- [The exercise]: From the entries below, pull out each line where "name" appears.

- [Supplied information]:
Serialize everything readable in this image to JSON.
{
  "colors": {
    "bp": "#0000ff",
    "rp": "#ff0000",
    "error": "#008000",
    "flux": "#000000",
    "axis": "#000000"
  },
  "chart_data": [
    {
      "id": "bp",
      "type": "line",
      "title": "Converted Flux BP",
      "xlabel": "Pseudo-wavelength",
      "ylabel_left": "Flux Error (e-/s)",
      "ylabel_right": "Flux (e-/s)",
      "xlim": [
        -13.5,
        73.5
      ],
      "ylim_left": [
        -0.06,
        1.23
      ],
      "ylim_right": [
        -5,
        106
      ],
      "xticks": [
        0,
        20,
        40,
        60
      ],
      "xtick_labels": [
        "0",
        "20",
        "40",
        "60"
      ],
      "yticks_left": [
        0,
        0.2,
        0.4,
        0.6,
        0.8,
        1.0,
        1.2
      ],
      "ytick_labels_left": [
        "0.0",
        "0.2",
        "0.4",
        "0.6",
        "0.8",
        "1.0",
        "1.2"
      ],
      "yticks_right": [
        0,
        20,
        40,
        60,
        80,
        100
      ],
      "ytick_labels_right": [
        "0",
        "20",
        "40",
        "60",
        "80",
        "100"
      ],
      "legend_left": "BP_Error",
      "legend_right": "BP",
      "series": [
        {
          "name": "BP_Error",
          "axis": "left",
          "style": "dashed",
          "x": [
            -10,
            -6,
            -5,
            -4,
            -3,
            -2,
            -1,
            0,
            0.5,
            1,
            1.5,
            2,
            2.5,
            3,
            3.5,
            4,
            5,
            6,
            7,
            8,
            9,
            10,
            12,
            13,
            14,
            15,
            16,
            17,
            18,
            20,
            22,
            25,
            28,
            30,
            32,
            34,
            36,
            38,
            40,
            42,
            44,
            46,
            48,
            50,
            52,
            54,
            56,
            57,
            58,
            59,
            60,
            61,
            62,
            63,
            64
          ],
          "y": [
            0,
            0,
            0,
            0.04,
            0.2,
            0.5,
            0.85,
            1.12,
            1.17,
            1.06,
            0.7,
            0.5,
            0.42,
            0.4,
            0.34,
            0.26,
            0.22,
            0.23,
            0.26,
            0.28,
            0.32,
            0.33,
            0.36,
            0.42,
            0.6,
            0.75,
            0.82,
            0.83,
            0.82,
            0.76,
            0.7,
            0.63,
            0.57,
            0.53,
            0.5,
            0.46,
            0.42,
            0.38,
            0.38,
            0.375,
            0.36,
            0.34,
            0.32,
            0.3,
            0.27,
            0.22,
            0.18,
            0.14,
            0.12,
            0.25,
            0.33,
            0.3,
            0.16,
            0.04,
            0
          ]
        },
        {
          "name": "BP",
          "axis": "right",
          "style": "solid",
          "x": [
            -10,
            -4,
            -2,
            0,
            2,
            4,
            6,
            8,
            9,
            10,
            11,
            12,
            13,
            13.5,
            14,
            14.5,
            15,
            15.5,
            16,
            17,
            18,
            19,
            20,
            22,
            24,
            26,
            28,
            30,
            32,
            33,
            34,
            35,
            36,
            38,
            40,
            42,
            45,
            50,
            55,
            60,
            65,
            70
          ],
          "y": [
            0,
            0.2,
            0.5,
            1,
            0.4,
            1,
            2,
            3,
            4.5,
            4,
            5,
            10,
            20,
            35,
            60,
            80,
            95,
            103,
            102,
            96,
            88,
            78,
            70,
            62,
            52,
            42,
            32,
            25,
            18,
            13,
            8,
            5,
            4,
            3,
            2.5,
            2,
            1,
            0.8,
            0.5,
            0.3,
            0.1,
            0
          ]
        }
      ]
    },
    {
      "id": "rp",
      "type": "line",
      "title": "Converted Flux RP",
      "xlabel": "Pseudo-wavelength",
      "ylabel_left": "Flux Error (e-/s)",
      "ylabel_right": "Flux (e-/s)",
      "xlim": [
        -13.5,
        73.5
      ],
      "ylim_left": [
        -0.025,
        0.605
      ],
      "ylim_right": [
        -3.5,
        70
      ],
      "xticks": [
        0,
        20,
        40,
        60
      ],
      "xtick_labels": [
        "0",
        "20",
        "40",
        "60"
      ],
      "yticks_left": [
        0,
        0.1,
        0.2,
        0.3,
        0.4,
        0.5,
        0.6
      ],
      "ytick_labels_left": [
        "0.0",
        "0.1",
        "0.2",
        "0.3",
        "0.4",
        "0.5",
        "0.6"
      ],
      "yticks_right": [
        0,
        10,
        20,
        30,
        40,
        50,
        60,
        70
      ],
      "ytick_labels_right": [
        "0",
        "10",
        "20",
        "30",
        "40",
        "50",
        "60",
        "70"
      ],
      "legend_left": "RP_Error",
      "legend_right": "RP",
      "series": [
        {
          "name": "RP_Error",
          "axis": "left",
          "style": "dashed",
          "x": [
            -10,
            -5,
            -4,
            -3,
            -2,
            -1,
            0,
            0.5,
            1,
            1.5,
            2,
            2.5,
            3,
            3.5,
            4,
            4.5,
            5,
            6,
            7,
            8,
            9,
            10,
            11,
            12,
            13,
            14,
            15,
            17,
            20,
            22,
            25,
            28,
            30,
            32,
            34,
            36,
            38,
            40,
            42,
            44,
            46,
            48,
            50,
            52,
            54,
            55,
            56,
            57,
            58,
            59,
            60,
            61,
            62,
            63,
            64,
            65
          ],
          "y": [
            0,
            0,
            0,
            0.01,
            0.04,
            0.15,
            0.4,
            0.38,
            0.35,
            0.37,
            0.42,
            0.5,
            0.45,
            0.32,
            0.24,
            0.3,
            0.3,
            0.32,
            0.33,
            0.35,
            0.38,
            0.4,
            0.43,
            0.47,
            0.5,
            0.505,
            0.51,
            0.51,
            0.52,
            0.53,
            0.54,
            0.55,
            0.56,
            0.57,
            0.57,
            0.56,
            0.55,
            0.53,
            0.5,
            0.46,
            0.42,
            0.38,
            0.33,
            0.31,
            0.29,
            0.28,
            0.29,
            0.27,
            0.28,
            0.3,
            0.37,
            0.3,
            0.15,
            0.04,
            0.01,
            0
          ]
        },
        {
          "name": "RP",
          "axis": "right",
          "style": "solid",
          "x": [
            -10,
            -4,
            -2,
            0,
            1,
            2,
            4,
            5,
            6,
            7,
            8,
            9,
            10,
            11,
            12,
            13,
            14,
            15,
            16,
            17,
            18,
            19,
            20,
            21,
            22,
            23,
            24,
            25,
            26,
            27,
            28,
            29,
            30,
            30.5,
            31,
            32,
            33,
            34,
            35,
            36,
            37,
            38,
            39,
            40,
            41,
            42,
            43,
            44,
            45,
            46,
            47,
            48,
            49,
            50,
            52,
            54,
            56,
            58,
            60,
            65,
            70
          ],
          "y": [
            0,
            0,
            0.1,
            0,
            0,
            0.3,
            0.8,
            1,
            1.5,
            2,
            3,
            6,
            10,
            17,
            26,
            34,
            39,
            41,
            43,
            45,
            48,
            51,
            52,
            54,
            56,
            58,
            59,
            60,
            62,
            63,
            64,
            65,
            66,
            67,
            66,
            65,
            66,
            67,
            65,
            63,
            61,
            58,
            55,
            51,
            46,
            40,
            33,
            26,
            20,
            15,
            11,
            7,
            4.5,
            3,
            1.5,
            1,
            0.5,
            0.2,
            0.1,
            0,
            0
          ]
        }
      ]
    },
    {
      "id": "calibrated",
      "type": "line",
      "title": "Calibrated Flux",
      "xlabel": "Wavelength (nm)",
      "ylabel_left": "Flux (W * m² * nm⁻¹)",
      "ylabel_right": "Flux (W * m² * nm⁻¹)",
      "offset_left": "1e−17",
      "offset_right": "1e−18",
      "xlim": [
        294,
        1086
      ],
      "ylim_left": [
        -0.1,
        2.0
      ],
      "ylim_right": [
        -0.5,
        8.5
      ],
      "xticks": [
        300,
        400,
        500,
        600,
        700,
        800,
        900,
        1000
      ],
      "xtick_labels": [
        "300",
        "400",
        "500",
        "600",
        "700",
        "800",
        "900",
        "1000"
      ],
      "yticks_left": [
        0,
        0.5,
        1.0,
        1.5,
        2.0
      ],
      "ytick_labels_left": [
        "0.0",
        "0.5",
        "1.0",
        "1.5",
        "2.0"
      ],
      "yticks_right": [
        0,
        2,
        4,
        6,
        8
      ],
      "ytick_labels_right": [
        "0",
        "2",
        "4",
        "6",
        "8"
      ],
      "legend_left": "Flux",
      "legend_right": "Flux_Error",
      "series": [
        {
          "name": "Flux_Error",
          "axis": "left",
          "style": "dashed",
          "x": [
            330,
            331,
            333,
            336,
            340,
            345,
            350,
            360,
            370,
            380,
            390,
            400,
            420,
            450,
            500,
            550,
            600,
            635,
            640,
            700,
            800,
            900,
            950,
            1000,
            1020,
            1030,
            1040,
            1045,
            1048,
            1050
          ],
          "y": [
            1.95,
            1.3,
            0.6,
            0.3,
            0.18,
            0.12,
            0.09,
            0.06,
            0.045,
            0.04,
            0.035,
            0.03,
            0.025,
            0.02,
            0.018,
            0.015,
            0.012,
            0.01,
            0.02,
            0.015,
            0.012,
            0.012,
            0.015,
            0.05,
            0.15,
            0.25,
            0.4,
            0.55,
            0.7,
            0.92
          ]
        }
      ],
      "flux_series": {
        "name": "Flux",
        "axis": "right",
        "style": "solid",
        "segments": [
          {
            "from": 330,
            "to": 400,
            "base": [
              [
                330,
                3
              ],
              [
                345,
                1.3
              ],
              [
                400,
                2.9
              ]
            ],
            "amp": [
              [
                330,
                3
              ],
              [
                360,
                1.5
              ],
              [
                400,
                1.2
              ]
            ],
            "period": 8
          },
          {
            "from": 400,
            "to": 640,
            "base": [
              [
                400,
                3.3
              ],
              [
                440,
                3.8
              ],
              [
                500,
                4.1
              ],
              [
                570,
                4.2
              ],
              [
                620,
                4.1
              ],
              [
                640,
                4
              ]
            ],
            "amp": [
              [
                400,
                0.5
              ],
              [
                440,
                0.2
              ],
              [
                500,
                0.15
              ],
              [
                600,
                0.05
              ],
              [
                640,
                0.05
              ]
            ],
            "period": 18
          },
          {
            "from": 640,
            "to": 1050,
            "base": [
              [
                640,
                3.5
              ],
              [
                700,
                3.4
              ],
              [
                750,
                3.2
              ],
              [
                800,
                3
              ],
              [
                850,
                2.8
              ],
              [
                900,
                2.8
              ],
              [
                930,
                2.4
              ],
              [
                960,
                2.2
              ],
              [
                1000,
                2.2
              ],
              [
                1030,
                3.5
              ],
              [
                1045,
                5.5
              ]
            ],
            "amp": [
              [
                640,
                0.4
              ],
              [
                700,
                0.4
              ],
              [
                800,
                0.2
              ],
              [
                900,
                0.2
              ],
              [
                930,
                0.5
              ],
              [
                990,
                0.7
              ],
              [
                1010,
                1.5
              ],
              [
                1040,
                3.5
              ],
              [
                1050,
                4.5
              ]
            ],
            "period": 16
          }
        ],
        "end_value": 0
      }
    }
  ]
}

- [Exercise result]:
          "name": "BP_Error",
          "name": "BP",
          "name": "RP_Error",
          "name": "RP",
          "name": "Flux_Error",
        "name": "Flux",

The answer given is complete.